Collection entries
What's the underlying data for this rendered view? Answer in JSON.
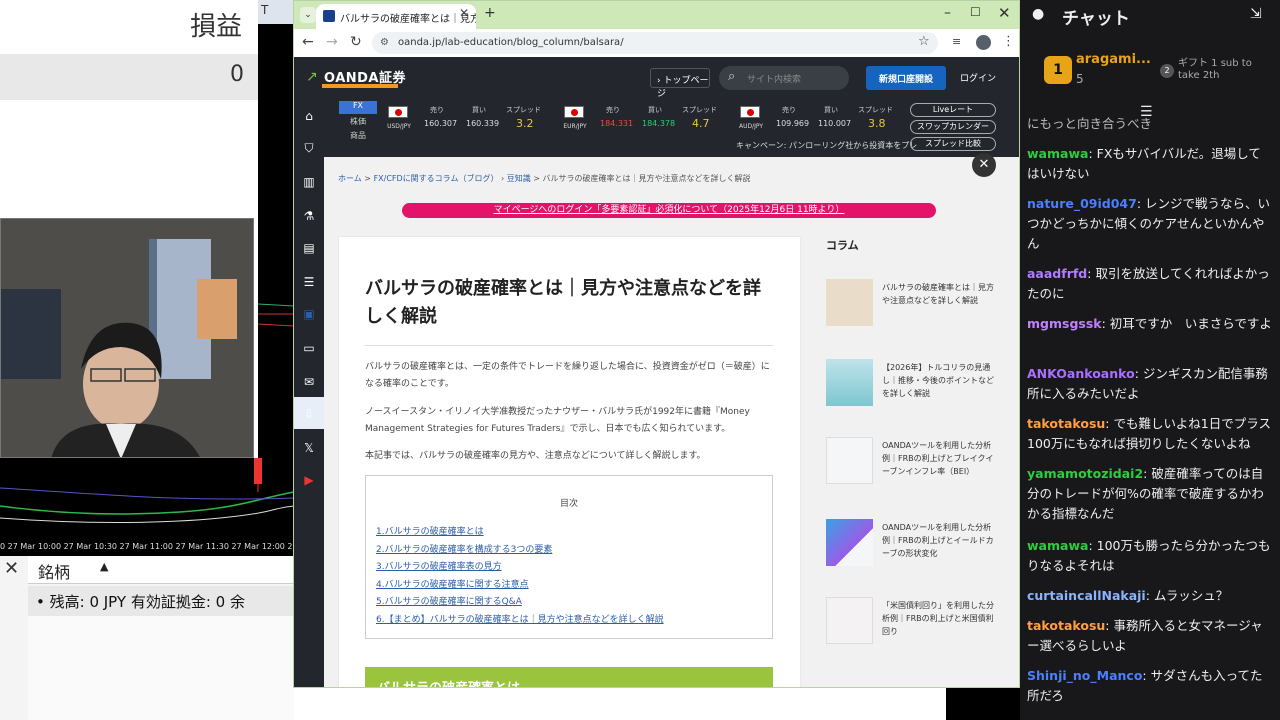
{
  "trade": {
    "pnl_label": "損益",
    "pnl_value": "0",
    "chart_tab": "T",
    "time_axis": "0  27 Mar 10:00  27 Mar 10:30  27 Mar 11:00  27 Mar 11:30  27 Mar 12:00  27 Mar 12:3",
    "column_name": "銘柄",
    "sort_arrow": "▲",
    "close": "✕",
    "balance": "• 残高: 0 JPY  有効証拠金: 0  余"
  },
  "browser": {
    "tab_title": "バルサラの破産確率とは｜見方や",
    "url": "oanda.jp/lab-education/blog_column/balsara/",
    "new_tab": "+",
    "tab_close": "✕"
  },
  "site": {
    "logo": "OANDA証券",
    "btn_top": "› トップページ",
    "search_placeholder": "サイト内検索",
    "btn_open": "新規口座開設",
    "btn_login": "ログイン",
    "rate_tabs": [
      "FX",
      "株価",
      "商品"
    ],
    "rates": [
      {
        "pair": "USD/JPY",
        "sell": "160.307",
        "buy": "160.339",
        "spread": "3.2"
      },
      {
        "pair": "EUR/JPY",
        "sell": "184.331",
        "buy": "184.378",
        "spread": "4.7"
      },
      {
        "pair": "AUD/JPY",
        "sell": "109.969",
        "buy": "110.007",
        "spread": "3.8"
      }
    ],
    "rate_labels": {
      "sell": "売り",
      "buy": "買い",
      "spread": "スプレッド"
    },
    "campaign": "キャンペーン:  パンローリング社から投資本をプレ",
    "rate_buttons": [
      "Liveレート",
      "スワップカレンダー",
      "スプレッド比較"
    ],
    "breadcrumb": {
      "home": "ホーム",
      "c1": "FX/CFDに関するコラム（ブログ）",
      "c2": "豆知識",
      "current": "バルサラの破産確率とは｜見方や注意点などを詳しく解説"
    },
    "notice": "マイページへのログイン「多要素認証」必須化について（2025年12月6日 11時より）",
    "article": {
      "title": "バルサラの破産確率とは｜見方や注意点などを詳しく解説",
      "p1": "バルサラの破産確率とは、一定の条件でトレードを繰り返した場合に、投資資金がゼロ（＝破産）になる確率のことです。",
      "p2": "ノースイースタン・イリノイ大学准教授だったナウザー・バルサラ氏が1992年に書籍『Money Management Strategies for Futures Traders』で示し、日本でも広く知られています。",
      "p3": "本記事では、バルサラの破産確率の見方や、注意点などについて詳しく解説します。",
      "toc_title": "目次",
      "toc": [
        "1.バルサラの破産確率とは",
        "2.バルサラの破産確率を構成する3つの要素",
        "3.バルサラの破産確率表の見方",
        "4.バルサラの破産確率に関する注意点",
        "5.バルサラの破産確率に関するQ&A",
        "6.【まとめ】バルサラの破産確率とは｜見方や注意点などを詳しく解説"
      ],
      "section_heading": "バルサラの破産確率とは"
    },
    "column_heading": "コラム",
    "columns": [
      "バルサラの破産確率とは｜見方や注意点などを詳しく解説",
      "【2026年】トルコリラの見通し｜推移・今後のポイントなどを詳しく解説",
      "OANDAツールを利用した分析例｜FRBの利上げとブレイクイーブンインフレ率（BEI）",
      "OANDAツールを利用した分析例｜FRBの利上げとイールドカーブの形状変化",
      "「米国債利回り」を利用した分析例｜FRBの利上げと米国債利回り"
    ]
  },
  "chat": {
    "title": "チャット",
    "top_user": "aragami...",
    "top_count": "5",
    "badge": "1",
    "gift_rank": "2",
    "gift_text": "ギフト 1 sub to take 2th",
    "partial": "にもっと向き合うべき",
    "messages": [
      {
        "user": "wamawa",
        "color": "#2ecc40",
        "text": "FXもサバイバルだ。退場してはいけない"
      },
      {
        "user": "nature_09id047",
        "color": "#4a7fff",
        "text": "レンジで戦うなら、いつかどっちかに傾くのケアせんといかんやん"
      },
      {
        "user": "aaadfrfd",
        "color": "#b07cff",
        "text": "取引を放送してくれればよかったのに"
      },
      {
        "user": "mgmsgssk",
        "color": "#c080ff",
        "text": "初耳ですか　いまさらですよ"
      },
      {
        "user": "ANKOankoanko",
        "color": "#a970ff",
        "text": "ジンギスカン配信事務所に入るみたいだよ"
      },
      {
        "user": "takotakosu",
        "color": "#ff9f43",
        "text": "でも難しいよね1日でプラス100万にもなれば損切りしたくないよね"
      },
      {
        "user": "yamamotozidai2",
        "color": "#2ecc40",
        "text": "破産確率ってのは自分のトレードが何%の確率で破産するかわかる指標なんだ"
      },
      {
        "user": "wamawa",
        "color": "#2ecc40",
        "text": "100万も勝ったら分かったつもりなるよそれは"
      },
      {
        "user": "curtaincallNakaji",
        "color": "#8ab4ff",
        "text": "ムラッシュ？"
      },
      {
        "user": "takotakosu",
        "color": "#ff9f43",
        "text": "事務所入ると女マネージャー選べるらしいよ"
      },
      {
        "user": "Shinji_no_Manco",
        "color": "#4a7fff",
        "text": "サダさんも入ってた所だろ"
      }
    ]
  }
}
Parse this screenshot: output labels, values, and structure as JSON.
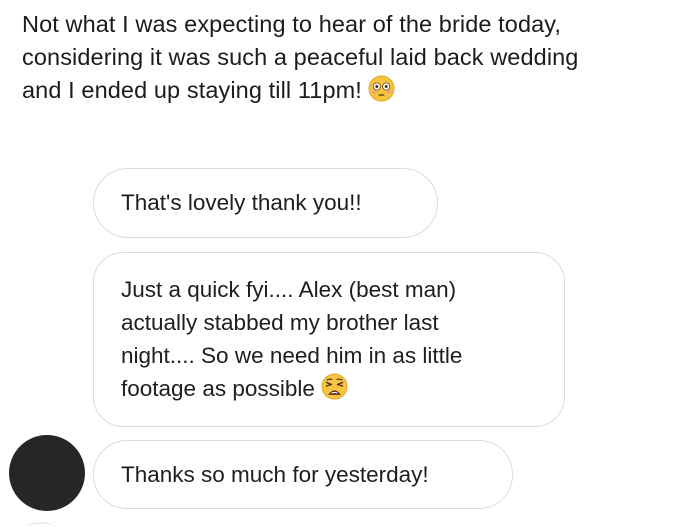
{
  "caption": {
    "lines": [
      "Not what I was expecting to hear of the bride today,",
      "considering it was such a peaceful laid back wedding",
      "and I ended up staying till 11pm!"
    ],
    "emoji": "flushed-face-emoji"
  },
  "messages": [
    {
      "lines": [
        "That's lovely thank you!!"
      ]
    },
    {
      "lines": [
        "Just a quick fyi.... Alex (best man)",
        "actually stabbed my brother last",
        "night.... So we need him in as little",
        "footage as possible"
      ],
      "emoji": "weary-face-emoji"
    },
    {
      "lines": [
        "Thanks so much for yesterday!"
      ]
    }
  ],
  "colors": {
    "avatar": "#262626",
    "bubble_border": "#dcdcdc",
    "text": "#1c1c1c",
    "emoji_yellow": "#f7c440"
  }
}
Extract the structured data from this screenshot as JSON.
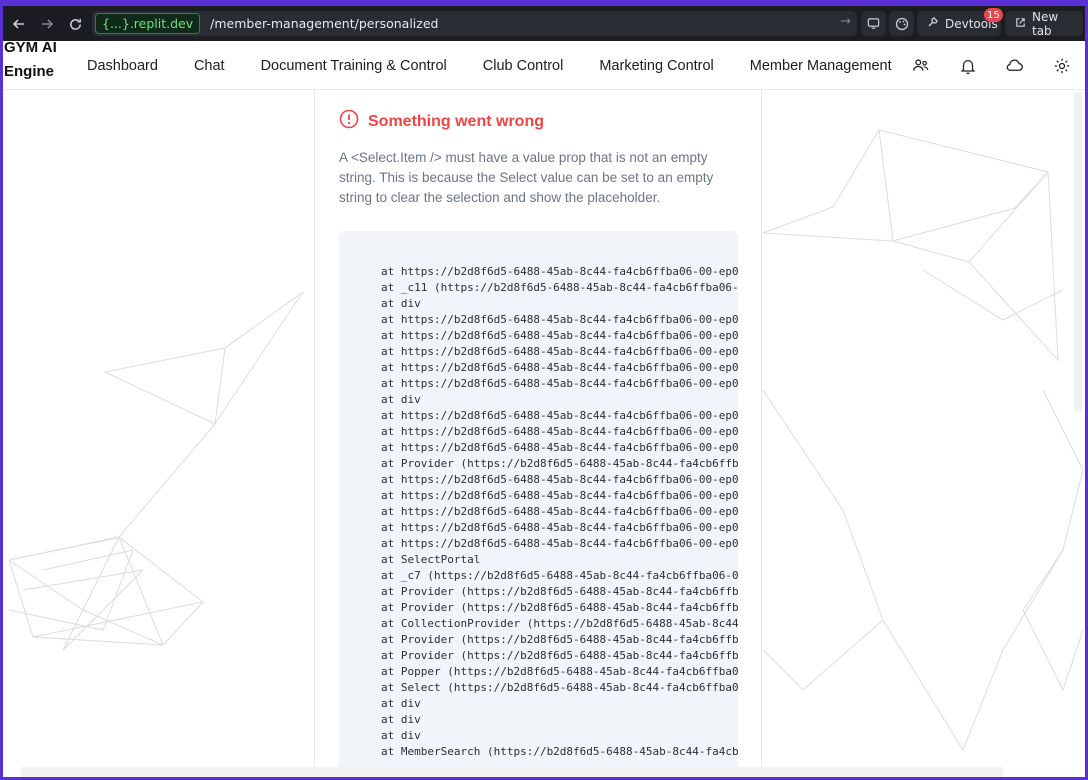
{
  "browser": {
    "domain": "{...}.replit.dev",
    "path": "/member-management/personalized",
    "devtools_label": "Devtools",
    "devtools_badge": "15",
    "newtab_label": "New tab"
  },
  "app": {
    "logo": "GYM AI Engine",
    "nav": [
      "Dashboard",
      "Chat",
      "Document Training & Control",
      "Club Control",
      "Marketing Control",
      "Member Management"
    ]
  },
  "error": {
    "title": "Something went wrong",
    "message": "A <Select.Item /> must have a value prop that is not an empty string. This is because the Select value can be set to an empty string to clear the selection and show the placeholder.",
    "stack": [
      "at https://b2d8f6d5-6488-45ab-8c44-fa4cb6ffba06-00-ep0",
      "at _c11 (https://b2d8f6d5-6488-45ab-8c44-fa4cb6ffba06-",
      "at div",
      "at https://b2d8f6d5-6488-45ab-8c44-fa4cb6ffba06-00-ep0",
      "at https://b2d8f6d5-6488-45ab-8c44-fa4cb6ffba06-00-ep0",
      "at https://b2d8f6d5-6488-45ab-8c44-fa4cb6ffba06-00-ep0",
      "at https://b2d8f6d5-6488-45ab-8c44-fa4cb6ffba06-00-ep0",
      "at https://b2d8f6d5-6488-45ab-8c44-fa4cb6ffba06-00-ep0",
      "at div",
      "at https://b2d8f6d5-6488-45ab-8c44-fa4cb6ffba06-00-ep0",
      "at https://b2d8f6d5-6488-45ab-8c44-fa4cb6ffba06-00-ep0",
      "at https://b2d8f6d5-6488-45ab-8c44-fa4cb6ffba06-00-ep0",
      "at Provider (https://b2d8f6d5-6488-45ab-8c44-fa4cb6ffb",
      "at https://b2d8f6d5-6488-45ab-8c44-fa4cb6ffba06-00-ep0",
      "at https://b2d8f6d5-6488-45ab-8c44-fa4cb6ffba06-00-ep0",
      "at https://b2d8f6d5-6488-45ab-8c44-fa4cb6ffba06-00-ep0",
      "at https://b2d8f6d5-6488-45ab-8c44-fa4cb6ffba06-00-ep0",
      "at https://b2d8f6d5-6488-45ab-8c44-fa4cb6ffba06-00-ep0",
      "at SelectPortal",
      "at _c7 (https://b2d8f6d5-6488-45ab-8c44-fa4cb6ffba06-0",
      "at Provider (https://b2d8f6d5-6488-45ab-8c44-fa4cb6ffb",
      "at Provider (https://b2d8f6d5-6488-45ab-8c44-fa4cb6ffb",
      "at CollectionProvider (https://b2d8f6d5-6488-45ab-8c44",
      "at Provider (https://b2d8f6d5-6488-45ab-8c44-fa4cb6ffb",
      "at Provider (https://b2d8f6d5-6488-45ab-8c44-fa4cb6ffb",
      "at Popper (https://b2d8f6d5-6488-45ab-8c44-fa4cb6ffba0",
      "at Select (https://b2d8f6d5-6488-45ab-8c44-fa4cb6ffba0",
      "at div",
      "at div",
      "at div",
      "at MemberSearch (https://b2d8f6d5-6488-45ab-8c44-fa4cb"
    ]
  },
  "colors": {
    "accent_error": "#ef4444",
    "frame": "#5b2fd6",
    "domain_green": "#6fe07b"
  }
}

**What you need to do**. Which lines hold the string "見方や注意点などを詳しく解説"? List them all.

**Result for this task**.
      "current": "バルサラの破産確率とは｜見方や注意点などを詳しく解説"
      "title": "バルサラの破産確率とは｜見方や注意点などを詳しく解説",
        "6.【まとめ】バルサラの破産確率とは｜見方や注意点などを詳しく解説"
      "バルサラの破産確率とは｜見方や注意点などを詳しく解説",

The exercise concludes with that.